======== DATA FOR THE TASK
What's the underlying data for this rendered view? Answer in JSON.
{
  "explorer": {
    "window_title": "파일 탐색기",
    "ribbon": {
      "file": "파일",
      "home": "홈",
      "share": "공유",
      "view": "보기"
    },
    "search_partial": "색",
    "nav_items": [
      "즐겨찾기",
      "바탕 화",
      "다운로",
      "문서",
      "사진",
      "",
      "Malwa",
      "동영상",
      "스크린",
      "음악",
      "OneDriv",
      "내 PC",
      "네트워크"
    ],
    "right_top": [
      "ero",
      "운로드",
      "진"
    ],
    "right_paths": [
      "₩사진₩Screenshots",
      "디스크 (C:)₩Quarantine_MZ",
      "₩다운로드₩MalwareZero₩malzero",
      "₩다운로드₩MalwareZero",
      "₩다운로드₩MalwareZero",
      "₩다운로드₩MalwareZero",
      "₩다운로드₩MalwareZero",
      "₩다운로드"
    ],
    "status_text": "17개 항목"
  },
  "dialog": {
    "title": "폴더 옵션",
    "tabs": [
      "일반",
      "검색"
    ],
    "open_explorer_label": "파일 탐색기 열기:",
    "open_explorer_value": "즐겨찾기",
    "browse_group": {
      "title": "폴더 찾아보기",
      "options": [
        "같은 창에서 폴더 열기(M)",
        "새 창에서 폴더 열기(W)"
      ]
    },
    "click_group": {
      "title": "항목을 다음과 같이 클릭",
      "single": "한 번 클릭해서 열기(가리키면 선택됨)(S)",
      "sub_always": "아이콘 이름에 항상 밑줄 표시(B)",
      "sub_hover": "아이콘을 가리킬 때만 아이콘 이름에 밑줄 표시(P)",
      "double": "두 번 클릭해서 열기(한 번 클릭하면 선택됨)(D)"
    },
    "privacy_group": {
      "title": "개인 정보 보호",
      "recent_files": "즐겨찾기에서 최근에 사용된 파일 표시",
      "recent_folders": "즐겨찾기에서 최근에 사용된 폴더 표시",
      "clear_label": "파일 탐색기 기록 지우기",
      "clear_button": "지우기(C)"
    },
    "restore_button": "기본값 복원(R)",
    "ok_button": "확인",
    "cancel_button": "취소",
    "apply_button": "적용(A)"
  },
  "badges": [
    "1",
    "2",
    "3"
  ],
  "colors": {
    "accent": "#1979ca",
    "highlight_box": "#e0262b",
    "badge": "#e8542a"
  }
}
================
Copy out all of the records above with nothing altered.

§ **EXPECTED ANSWER**
What's the underlying data for this rendered view? Answer in JSON.
{
  "explorer": {
    "window_title": "파일 탐색기",
    "ribbon": {
      "file": "파일",
      "home": "홈",
      "share": "공유",
      "view": "보기"
    },
    "search_partial": "색",
    "nav_items": [
      "즐겨찾기",
      "바탕 화",
      "다운로",
      "문서",
      "사진",
      "",
      "Malwa",
      "동영상",
      "스크린",
      "음악",
      "OneDriv",
      "내 PC",
      "네트워크"
    ],
    "right_top": [
      "ero",
      "운로드",
      "진"
    ],
    "right_paths": [
      "₩사진₩Screenshots",
      "디스크 (C:)₩Quarantine_MZ",
      "₩다운로드₩MalwareZero₩malzero",
      "₩다운로드₩MalwareZero",
      "₩다운로드₩MalwareZero",
      "₩다운로드₩MalwareZero",
      "₩다운로드₩MalwareZero",
      "₩다운로드"
    ],
    "status_text": "17개 항목"
  },
  "dialog": {
    "title": "폴더 옵션",
    "tabs": [
      "일반",
      "검색"
    ],
    "open_explorer_label": "파일 탐색기 열기:",
    "open_explorer_value": "즐겨찾기",
    "browse_group": {
      "title": "폴더 찾아보기",
      "options": [
        "같은 창에서 폴더 열기(M)",
        "새 창에서 폴더 열기(W)"
      ]
    },
    "click_group": {
      "title": "항목을 다음과 같이 클릭",
      "single": "한 번 클릭해서 열기(가리키면 선택됨)(S)",
      "sub_always": "아이콘 이름에 항상 밑줄 표시(B)",
      "sub_hover": "아이콘을 가리킬 때만 아이콘 이름에 밑줄 표시(P)",
      "double": "두 번 클릭해서 열기(한 번 클릭하면 선택됨)(D)"
    },
    "privacy_group": {
      "title": "개인 정보 보호",
      "recent_files": "즐겨찾기에서 최근에 사용된 파일 표시",
      "recent_folders": "즐겨찾기에서 최근에 사용된 폴더 표시",
      "clear_label": "파일 탐색기 기록 지우기",
      "clear_button": "지우기(C)"
    },
    "restore_button": "기본값 복원(R)",
    "ok_button": "확인",
    "cancel_button": "취소",
    "apply_button": "적용(A)"
  },
  "badges": [
    "1",
    "2",
    "3"
  ],
  "colors": {
    "accent": "#1979ca",
    "highlight_box": "#e0262b",
    "badge": "#e8542a"
  }
}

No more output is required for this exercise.